- Extracted entries
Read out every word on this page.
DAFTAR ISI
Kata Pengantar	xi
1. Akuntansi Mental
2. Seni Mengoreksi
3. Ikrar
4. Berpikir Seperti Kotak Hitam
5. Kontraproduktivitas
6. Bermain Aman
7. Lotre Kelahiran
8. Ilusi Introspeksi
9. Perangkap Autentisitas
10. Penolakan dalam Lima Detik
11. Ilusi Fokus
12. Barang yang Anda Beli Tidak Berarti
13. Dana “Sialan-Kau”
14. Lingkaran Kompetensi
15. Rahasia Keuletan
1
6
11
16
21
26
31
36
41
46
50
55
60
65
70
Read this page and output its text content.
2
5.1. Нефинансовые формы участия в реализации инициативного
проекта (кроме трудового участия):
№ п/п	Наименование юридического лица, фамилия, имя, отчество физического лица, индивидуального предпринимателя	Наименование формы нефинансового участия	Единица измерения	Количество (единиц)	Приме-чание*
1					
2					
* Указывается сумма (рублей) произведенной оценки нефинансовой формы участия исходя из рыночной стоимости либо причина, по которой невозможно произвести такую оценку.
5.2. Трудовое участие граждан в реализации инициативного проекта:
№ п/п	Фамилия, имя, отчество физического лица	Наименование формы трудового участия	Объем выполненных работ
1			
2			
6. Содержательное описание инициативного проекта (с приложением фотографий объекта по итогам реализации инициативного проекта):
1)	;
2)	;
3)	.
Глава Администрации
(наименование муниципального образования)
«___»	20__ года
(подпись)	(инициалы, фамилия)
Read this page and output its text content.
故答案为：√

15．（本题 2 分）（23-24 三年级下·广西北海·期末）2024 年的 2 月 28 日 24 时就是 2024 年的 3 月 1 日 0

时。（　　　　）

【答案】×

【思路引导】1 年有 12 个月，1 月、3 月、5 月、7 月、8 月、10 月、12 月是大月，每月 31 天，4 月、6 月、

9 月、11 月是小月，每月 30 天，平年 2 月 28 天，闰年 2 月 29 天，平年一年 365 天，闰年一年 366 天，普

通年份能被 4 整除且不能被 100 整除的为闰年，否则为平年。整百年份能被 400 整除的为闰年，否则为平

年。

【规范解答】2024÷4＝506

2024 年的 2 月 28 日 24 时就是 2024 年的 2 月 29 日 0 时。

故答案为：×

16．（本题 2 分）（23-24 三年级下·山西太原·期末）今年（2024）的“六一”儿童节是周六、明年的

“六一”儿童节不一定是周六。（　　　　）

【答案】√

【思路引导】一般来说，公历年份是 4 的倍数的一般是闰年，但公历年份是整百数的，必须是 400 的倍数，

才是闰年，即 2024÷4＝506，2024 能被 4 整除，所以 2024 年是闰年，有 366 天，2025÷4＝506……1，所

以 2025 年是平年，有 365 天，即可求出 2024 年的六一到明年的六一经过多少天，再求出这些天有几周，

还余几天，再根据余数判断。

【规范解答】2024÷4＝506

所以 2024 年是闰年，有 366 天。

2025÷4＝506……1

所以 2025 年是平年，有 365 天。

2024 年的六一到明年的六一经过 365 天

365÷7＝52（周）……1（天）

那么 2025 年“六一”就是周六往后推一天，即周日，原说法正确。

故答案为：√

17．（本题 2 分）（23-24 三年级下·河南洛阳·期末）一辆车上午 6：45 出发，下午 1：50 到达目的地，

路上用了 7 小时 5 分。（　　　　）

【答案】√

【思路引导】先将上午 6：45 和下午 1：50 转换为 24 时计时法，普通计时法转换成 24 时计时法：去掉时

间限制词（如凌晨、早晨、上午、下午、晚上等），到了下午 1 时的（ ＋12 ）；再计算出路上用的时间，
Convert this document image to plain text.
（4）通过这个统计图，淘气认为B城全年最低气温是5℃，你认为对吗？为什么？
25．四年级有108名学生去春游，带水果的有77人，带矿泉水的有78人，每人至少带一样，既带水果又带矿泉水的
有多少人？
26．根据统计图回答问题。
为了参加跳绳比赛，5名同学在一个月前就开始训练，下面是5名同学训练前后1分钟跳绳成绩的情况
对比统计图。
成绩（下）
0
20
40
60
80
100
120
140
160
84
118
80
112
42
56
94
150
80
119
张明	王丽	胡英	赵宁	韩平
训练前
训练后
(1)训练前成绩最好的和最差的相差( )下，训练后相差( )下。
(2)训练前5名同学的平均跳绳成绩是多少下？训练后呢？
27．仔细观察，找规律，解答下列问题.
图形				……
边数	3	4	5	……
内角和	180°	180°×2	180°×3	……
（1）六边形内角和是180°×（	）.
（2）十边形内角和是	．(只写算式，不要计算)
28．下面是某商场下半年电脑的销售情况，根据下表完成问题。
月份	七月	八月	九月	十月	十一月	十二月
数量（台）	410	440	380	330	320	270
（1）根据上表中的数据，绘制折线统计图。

- Goal
Extract the data exactly as given.

- Output of the task
Read out every word on this page.
DAFTAR ISI
Kata Pengantar	xi
1. Akuntansi Mental
2. Seni Mengoreksi
3. Ikrar
4. Berpikir Seperti Kotak Hitam
5. Kontraproduktivitas
6. Bermain Aman
7. Lotre Kelahiran
8. Ilusi Introspeksi
9. Perangkap Autentisitas
10. Penolakan dalam Lima Detik
11. Ilusi Fokus
12. Barang yang Anda Beli Tidak Berarti
13. Dana “Sialan-Kau”
14. Lingkaran Kompetensi
15. Rahasia Keuletan
1
6
11
16
21
26
31
36
41
46
50
55
60
65
70
Read this page and output its text content.
2
5.1. Нефинансовые формы участия в реализации инициативного
проекта (кроме трудового участия):
№ п/п	Наименование юридического лица, фамилия, имя, отчество физического лица, индивидуального предпринимателя	Наименование формы нефинансового участия	Единица измерения	Количество (единиц)	Приме-чание*
1					
2					
* Указывается сумма (рублей) произведенной оценки нефинансовой формы участия исходя из рыночной стоимости либо причина, по которой невозможно произвести такую оценку.
5.2. Трудовое участие граждан в реализации инициативного проекта:
№ п/п	Фамилия, имя, отчество физического лица	Наименование формы трудового участия	Объем выполненных работ
1			
2			
6. Содержательное описание инициативного проекта (с приложением фотографий объекта по итогам реализации инициативного проекта):
1)	;
2)	;
3)	.
Глава Администрации
(наименование муниципального образования)
«___»	20__ года
(подпись)	(инициалы, фамилия)
Read this page and output its text content.
故答案为：√

15．（本题 2 分）（23-24 三年级下·广西北海·期末）2024 年的 2 月 28 日 24 时就是 2024 年的 3 月 1 日 0

时。（　　　　）

【答案】×

【思路引导】1 年有 12 个月，1 月、3 月、5 月、7 月、8 月、10 月、12 月是大月，每月 31 天，4 月、6 月、

9 月、11 月是小月，每月 30 天，平年 2 月 28 天，闰年 2 月 29 天，平年一年 365 天，闰年一年 366 天，普

通年份能被 4 整除且不能被 100 整除的为闰年，否则为平年。整百年份能被 400 整除的为闰年，否则为平

年。

【规范解答】2024÷4＝506

2024 年的 2 月 28 日 24 时就是 2024 年的 2 月 29 日 0 时。

故答案为：×

16．（本题 2 分）（23-24 三年级下·山西太原·期末）今年（2024）的“六一”儿童节是周六、明年的

“六一”儿童节不一定是周六。（　　　　）

【答案】√

【思路引导】一般来说，公历年份是 4 的倍数的一般是闰年，但公历年份是整百数的，必须是 400 的倍数，

才是闰年，即 2024÷4＝506，2024 能被 4 整除，所以 2024 年是闰年，有 366 天，2025÷4＝506……1，所

以 2025 年是平年，有 365 天，即可求出 2024 年的六一到明年的六一经过多少天，再求出这些天有几周，

还余几天，再根据余数判断。

【规范解答】2024÷4＝506

所以 2024 年是闰年，有 366 天。

2025÷4＝506……1

所以 2025 年是平年，有 365 天。

2024 年的六一到明年的六一经过 365 天

365÷7＝52（周）……1（天）

那么 2025 年“六一”就是周六往后推一天，即周日，原说法正确。

故答案为：√

17．（本题 2 分）（23-24 三年级下·河南洛阳·期末）一辆车上午 6：45 出发，下午 1：50 到达目的地，

路上用了 7 小时 5 分。（　　　　）

【答案】√

【思路引导】先将上午 6：45 和下午 1：50 转换为 24 时计时法，普通计时法转换成 24 时计时法：去掉时

间限制词（如凌晨、早晨、上午、下午、晚上等），到了下午 1 时的（ ＋12 ）；再计算出路上用的时间，
Convert this document image to plain text.
（4）通过这个统计图，淘气认为B城全年最低气温是5℃，你认为对吗？为什么？
25．四年级有108名学生去春游，带水果的有77人，带矿泉水的有78人，每人至少带一样，既带水果又带矿泉水的
有多少人？
26．根据统计图回答问题。
为了参加跳绳比赛，5名同学在一个月前就开始训练，下面是5名同学训练前后1分钟跳绳成绩的情况
对比统计图。
成绩（下）
0
20
40
60
80
100
120
140
160
84
118
80
112
42
56
94
150
80
119
张明	王丽	胡英	赵宁	韩平
训练前
训练后
(1)训练前成绩最好的和最差的相差( )下，训练后相差( )下。
(2)训练前5名同学的平均跳绳成绩是多少下？训练后呢？
27．仔细观察，找规律，解答下列问题.
图形				……
边数	3	4	5	……
内角和	180°	180°×2	180°×3	……
（1）六边形内角和是180°×（	）.
（2）十边形内角和是	．(只写算式，不要计算)
28．下面是某商场下半年电脑的销售情况，根据下表完成问题。
月份	七月	八月	九月	十月	十一月	十二月
数量（台）	410	440	380	330	320	270
（1）根据上表中的数据，绘制折线统计图。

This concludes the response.